DIRECTIVE:
Search the records below for the word "Google". Pull out each line that has it.

DATA IN THIS EXERCISE:
+++++

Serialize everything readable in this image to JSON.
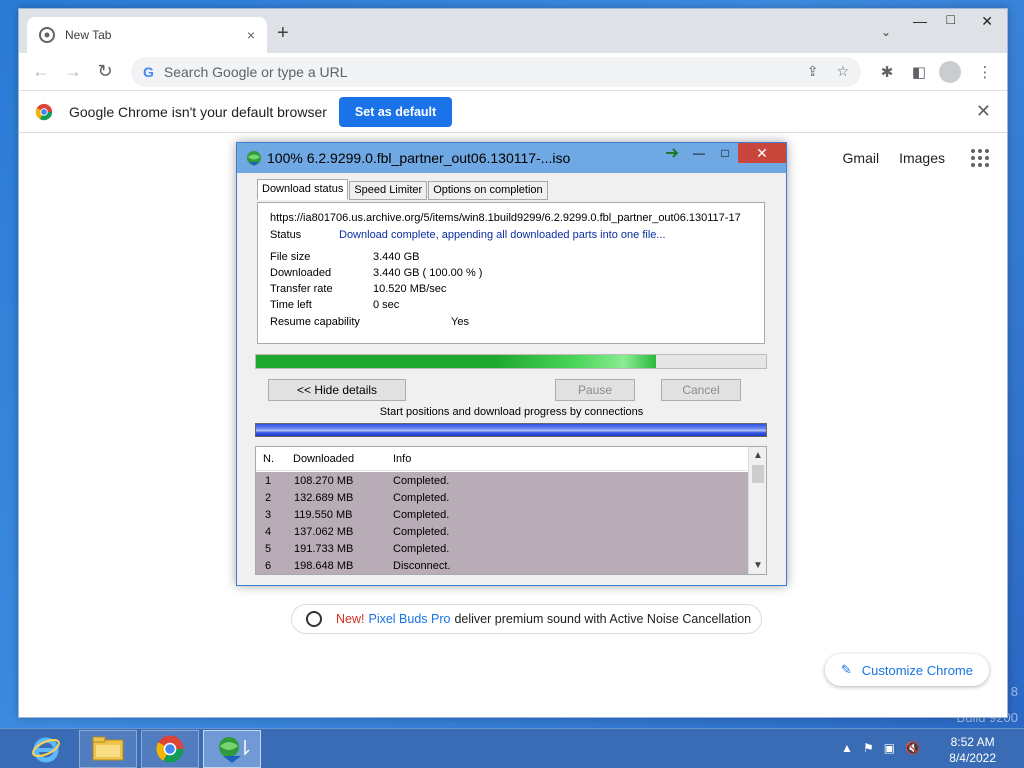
{
  "desktop": {
    "watermark_line1": "8",
    "watermark_line2": "Build 9200"
  },
  "chrome": {
    "tab_title": "New Tab",
    "tab_close": "×",
    "new_tab": "+",
    "tab_search": "⌄",
    "minimize": "—",
    "maximize": "□",
    "close": "✕",
    "back": "←",
    "forward": "→",
    "reload": "↻",
    "omnibox_g": "G",
    "omnibox_placeholder": "Search Google or type a URL",
    "share_icon": "⇪",
    "star_icon": "☆",
    "extensions_icon": "✱",
    "sidepanel_icon": "◧",
    "menu_icon": "⋮",
    "infobar_message": "Google Chrome isn't your default browser",
    "infobar_button": "Set as default",
    "infobar_close": "✕",
    "gmail": "Gmail",
    "images": "Images",
    "promo_new": "New!",
    "promo_product": "Pixel Buds Pro",
    "promo_text": "deliver premium sound with Active Noise Cancellation",
    "customize": "Customize Chrome",
    "customize_icon": "✎"
  },
  "idm": {
    "title": "100% 6.2.9299.0.fbl_partner_out06.130117-...iso",
    "tabs": [
      "Download status",
      "Speed Limiter",
      "Options on completion"
    ],
    "url": "https://ia801706.us.archive.org/5/items/win8.1build9299/6.2.9299.0.fbl_partner_out06.130117-17",
    "status_label": "Status",
    "status_value": "Download complete, appending all downloaded parts into one file...",
    "file_size_label": "File size",
    "file_size_value": "3.440  GB",
    "downloaded_label": "Downloaded",
    "downloaded_value": "3.440  GB  ( 100.00 % )",
    "transfer_rate_label": "Transfer rate",
    "transfer_rate_value": "10.520  MB/sec",
    "time_left_label": "Time left",
    "time_left_value": "0 sec",
    "resume_label": "Resume capability",
    "resume_value": "Yes",
    "progress_fraction": 0.785,
    "hide_details": "<< Hide details",
    "pause": "Pause",
    "cancel": "Cancel",
    "connections_caption": "Start positions and download progress by connections",
    "columns": [
      "N.",
      "Downloaded",
      "Info"
    ],
    "connections": [
      {
        "n": "1",
        "downloaded": "108.270  MB",
        "info": "Completed."
      },
      {
        "n": "2",
        "downloaded": "132.689  MB",
        "info": "Completed."
      },
      {
        "n": "3",
        "downloaded": "119.550  MB",
        "info": "Completed."
      },
      {
        "n": "4",
        "downloaded": "137.062  MB",
        "info": "Completed."
      },
      {
        "n": "5",
        "downloaded": "191.733  MB",
        "info": "Completed."
      },
      {
        "n": "6",
        "downloaded": "198.648  MB",
        "info": "Disconnect."
      }
    ]
  },
  "taskbar": {
    "time": "8:52 AM",
    "date": "8/4/2022"
  }
}
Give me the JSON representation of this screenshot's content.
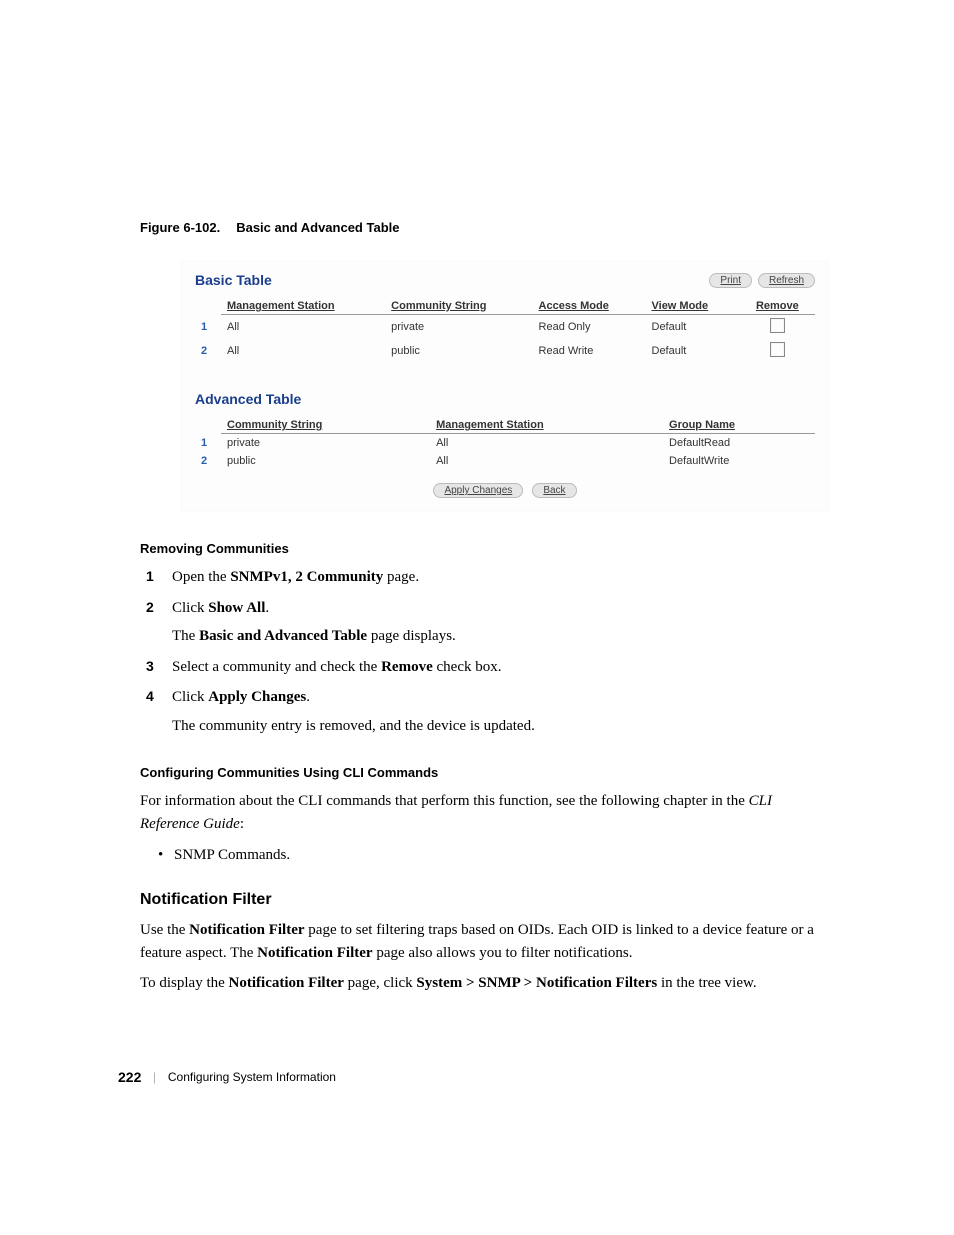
{
  "figure": {
    "number": "Figure 6-102.",
    "title": "Basic and Advanced Table"
  },
  "screenshot": {
    "basic": {
      "title": "Basic Table",
      "buttons": {
        "print": "Print",
        "refresh": "Refresh"
      },
      "headers": {
        "mgmt": "Management Station",
        "comm": "Community String",
        "access": "Access Mode",
        "view": "View Mode",
        "remove": "Remove"
      },
      "rows": [
        {
          "n": "1",
          "mgmt": "All",
          "comm": "private",
          "access": "Read Only",
          "view": "Default"
        },
        {
          "n": "2",
          "mgmt": "All",
          "comm": "public",
          "access": "Read Write",
          "view": "Default"
        }
      ]
    },
    "advanced": {
      "title": "Advanced Table",
      "headers": {
        "comm": "Community String",
        "mgmt": "Management Station",
        "group": "Group Name"
      },
      "rows": [
        {
          "n": "1",
          "comm": "private",
          "mgmt": "All",
          "group": "DefaultRead"
        },
        {
          "n": "2",
          "comm": "public",
          "mgmt": "All",
          "group": "DefaultWrite"
        }
      ]
    },
    "footer_buttons": {
      "apply": "Apply Changes",
      "back": "Back"
    }
  },
  "removing": {
    "heading": "Removing Communities",
    "steps": {
      "s1a": "Open the ",
      "s1b": "SNMPv1, 2 Community",
      "s1c": " page.",
      "s2a": "Click ",
      "s2b": "Show All",
      "s2c": ".",
      "s2d_a": "The ",
      "s2d_b": "Basic and Advanced Table",
      "s2d_c": " page displays.",
      "s3a": "Select a community and check the ",
      "s3b": "Remove",
      "s3c": " check box.",
      "s4a": "Click ",
      "s4b": "Apply Changes",
      "s4c": ".",
      "s4d": "The community entry is removed, and the device is updated."
    },
    "nums": {
      "n1": "1",
      "n2": "2",
      "n3": "3",
      "n4": "4"
    }
  },
  "cli": {
    "heading": "Configuring Communities Using CLI Commands",
    "p1": "For information about the CLI commands that perform this function, see the following chapter in the ",
    "ref": "CLI Reference Guide",
    "p1_end": ":",
    "item": "SNMP Commands."
  },
  "notif": {
    "heading": "Notification Filter",
    "p1a": "Use the ",
    "p1b": "Notification Filter",
    "p1c": " page to set filtering traps based on OIDs. Each OID is linked to a device feature or a feature aspect. The ",
    "p1d": "Notification Filter",
    "p1e": " page also allows you to filter notifications.",
    "p2a": "To display the ",
    "p2b": "Notification Filter",
    "p2c": " page, click ",
    "p2d": "System > SNMP > Notification Filters",
    "p2e": " in the tree view."
  },
  "footer": {
    "page": "222",
    "chapter": "Configuring System Information"
  }
}
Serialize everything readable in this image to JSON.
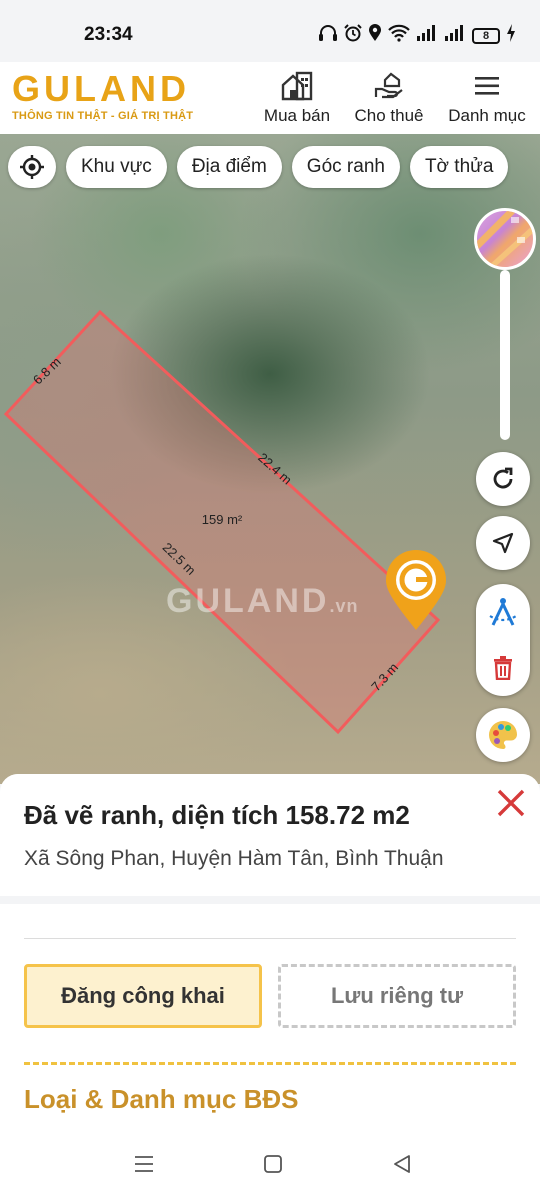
{
  "status_bar": {
    "time": "23:34",
    "battery": "8"
  },
  "header": {
    "logo_text": "GULAND",
    "tagline": "THÔNG TIN THẬT - GIÁ TRỊ THẬT",
    "nav": [
      {
        "label": "Mua bán",
        "icon": "building-icon"
      },
      {
        "label": "Cho thuê",
        "icon": "hand-house-icon"
      },
      {
        "label": "Danh mục",
        "icon": "menu-icon"
      }
    ]
  },
  "map": {
    "chips": [
      "Khu vực",
      "Địa điểm",
      "Góc ranh",
      "Tờ thửa"
    ],
    "plot_edges": {
      "top_left": "6.8 m",
      "top_right": "22.4 m",
      "bottom_left": "22.5 m",
      "bottom_right": "7.3 m"
    },
    "area_label": "159 m²",
    "watermark": "GULAND",
    "watermark_suffix": ".vn",
    "plot_color": "#f25c5c"
  },
  "sheet": {
    "title": "Đã vẽ ranh, diện tích 158.72 m2",
    "address": "Xã Sông Phan, Huyện Hàm Tân, Bình Thuận",
    "public_button": "Đăng công khai",
    "private_button": "Lưu riêng tư",
    "section_title": "Loại & Danh mục BĐS"
  },
  "colors": {
    "brand": "#e8a317",
    "accent_red": "#d63a3a",
    "section_gold": "#c9912a"
  }
}
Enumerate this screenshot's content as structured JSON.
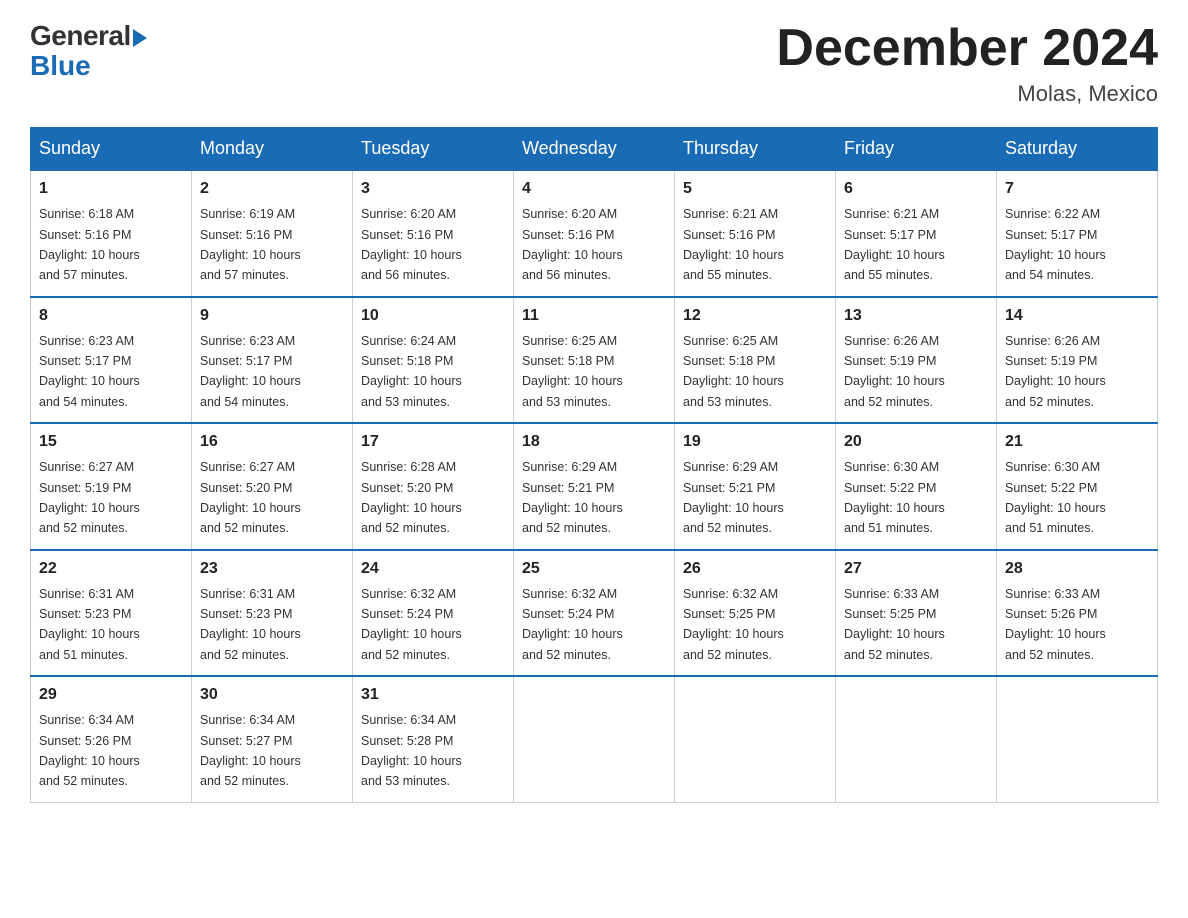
{
  "logo": {
    "general": "General",
    "blue": "Blue"
  },
  "header": {
    "month_title": "December 2024",
    "location": "Molas, Mexico"
  },
  "days_of_week": [
    "Sunday",
    "Monday",
    "Tuesday",
    "Wednesday",
    "Thursday",
    "Friday",
    "Saturday"
  ],
  "weeks": [
    [
      {
        "day": "1",
        "sunrise": "6:18 AM",
        "sunset": "5:16 PM",
        "daylight": "10 hours and 57 minutes."
      },
      {
        "day": "2",
        "sunrise": "6:19 AM",
        "sunset": "5:16 PM",
        "daylight": "10 hours and 57 minutes."
      },
      {
        "day": "3",
        "sunrise": "6:20 AM",
        "sunset": "5:16 PM",
        "daylight": "10 hours and 56 minutes."
      },
      {
        "day": "4",
        "sunrise": "6:20 AM",
        "sunset": "5:16 PM",
        "daylight": "10 hours and 56 minutes."
      },
      {
        "day": "5",
        "sunrise": "6:21 AM",
        "sunset": "5:16 PM",
        "daylight": "10 hours and 55 minutes."
      },
      {
        "day": "6",
        "sunrise": "6:21 AM",
        "sunset": "5:17 PM",
        "daylight": "10 hours and 55 minutes."
      },
      {
        "day": "7",
        "sunrise": "6:22 AM",
        "sunset": "5:17 PM",
        "daylight": "10 hours and 54 minutes."
      }
    ],
    [
      {
        "day": "8",
        "sunrise": "6:23 AM",
        "sunset": "5:17 PM",
        "daylight": "10 hours and 54 minutes."
      },
      {
        "day": "9",
        "sunrise": "6:23 AM",
        "sunset": "5:17 PM",
        "daylight": "10 hours and 54 minutes."
      },
      {
        "day": "10",
        "sunrise": "6:24 AM",
        "sunset": "5:18 PM",
        "daylight": "10 hours and 53 minutes."
      },
      {
        "day": "11",
        "sunrise": "6:25 AM",
        "sunset": "5:18 PM",
        "daylight": "10 hours and 53 minutes."
      },
      {
        "day": "12",
        "sunrise": "6:25 AM",
        "sunset": "5:18 PM",
        "daylight": "10 hours and 53 minutes."
      },
      {
        "day": "13",
        "sunrise": "6:26 AM",
        "sunset": "5:19 PM",
        "daylight": "10 hours and 52 minutes."
      },
      {
        "day": "14",
        "sunrise": "6:26 AM",
        "sunset": "5:19 PM",
        "daylight": "10 hours and 52 minutes."
      }
    ],
    [
      {
        "day": "15",
        "sunrise": "6:27 AM",
        "sunset": "5:19 PM",
        "daylight": "10 hours and 52 minutes."
      },
      {
        "day": "16",
        "sunrise": "6:27 AM",
        "sunset": "5:20 PM",
        "daylight": "10 hours and 52 minutes."
      },
      {
        "day": "17",
        "sunrise": "6:28 AM",
        "sunset": "5:20 PM",
        "daylight": "10 hours and 52 minutes."
      },
      {
        "day": "18",
        "sunrise": "6:29 AM",
        "sunset": "5:21 PM",
        "daylight": "10 hours and 52 minutes."
      },
      {
        "day": "19",
        "sunrise": "6:29 AM",
        "sunset": "5:21 PM",
        "daylight": "10 hours and 52 minutes."
      },
      {
        "day": "20",
        "sunrise": "6:30 AM",
        "sunset": "5:22 PM",
        "daylight": "10 hours and 51 minutes."
      },
      {
        "day": "21",
        "sunrise": "6:30 AM",
        "sunset": "5:22 PM",
        "daylight": "10 hours and 51 minutes."
      }
    ],
    [
      {
        "day": "22",
        "sunrise": "6:31 AM",
        "sunset": "5:23 PM",
        "daylight": "10 hours and 51 minutes."
      },
      {
        "day": "23",
        "sunrise": "6:31 AM",
        "sunset": "5:23 PM",
        "daylight": "10 hours and 52 minutes."
      },
      {
        "day": "24",
        "sunrise": "6:32 AM",
        "sunset": "5:24 PM",
        "daylight": "10 hours and 52 minutes."
      },
      {
        "day": "25",
        "sunrise": "6:32 AM",
        "sunset": "5:24 PM",
        "daylight": "10 hours and 52 minutes."
      },
      {
        "day": "26",
        "sunrise": "6:32 AM",
        "sunset": "5:25 PM",
        "daylight": "10 hours and 52 minutes."
      },
      {
        "day": "27",
        "sunrise": "6:33 AM",
        "sunset": "5:25 PM",
        "daylight": "10 hours and 52 minutes."
      },
      {
        "day": "28",
        "sunrise": "6:33 AM",
        "sunset": "5:26 PM",
        "daylight": "10 hours and 52 minutes."
      }
    ],
    [
      {
        "day": "29",
        "sunrise": "6:34 AM",
        "sunset": "5:26 PM",
        "daylight": "10 hours and 52 minutes."
      },
      {
        "day": "30",
        "sunrise": "6:34 AM",
        "sunset": "5:27 PM",
        "daylight": "10 hours and 52 minutes."
      },
      {
        "day": "31",
        "sunrise": "6:34 AM",
        "sunset": "5:28 PM",
        "daylight": "10 hours and 53 minutes."
      },
      null,
      null,
      null,
      null
    ]
  ],
  "sunrise_label": "Sunrise:",
  "sunset_label": "Sunset:",
  "daylight_label": "Daylight:"
}
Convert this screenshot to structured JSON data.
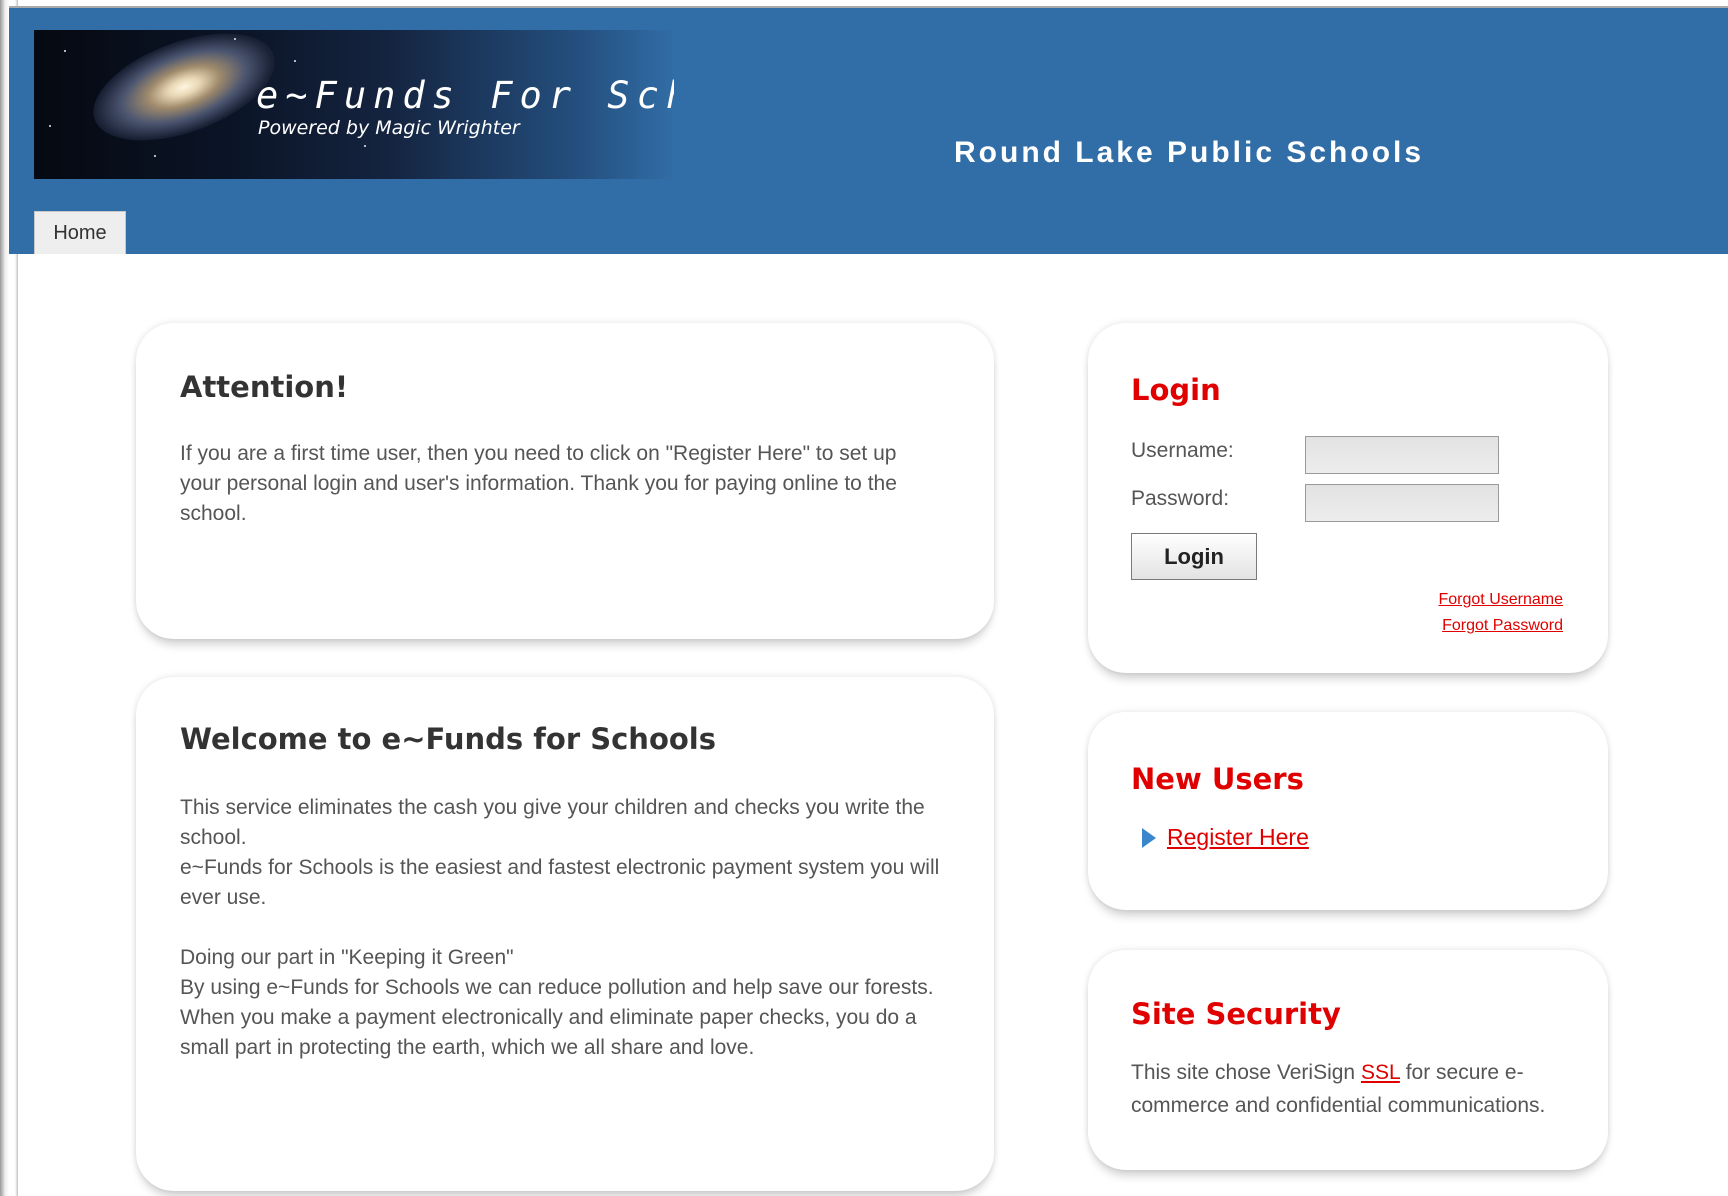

+++++

ANSWER TO THIS TASK:
    "omnibox_placeholder": "Search Google or type a URL",
    "infobar_message": "Google Chrome isn't your default browser",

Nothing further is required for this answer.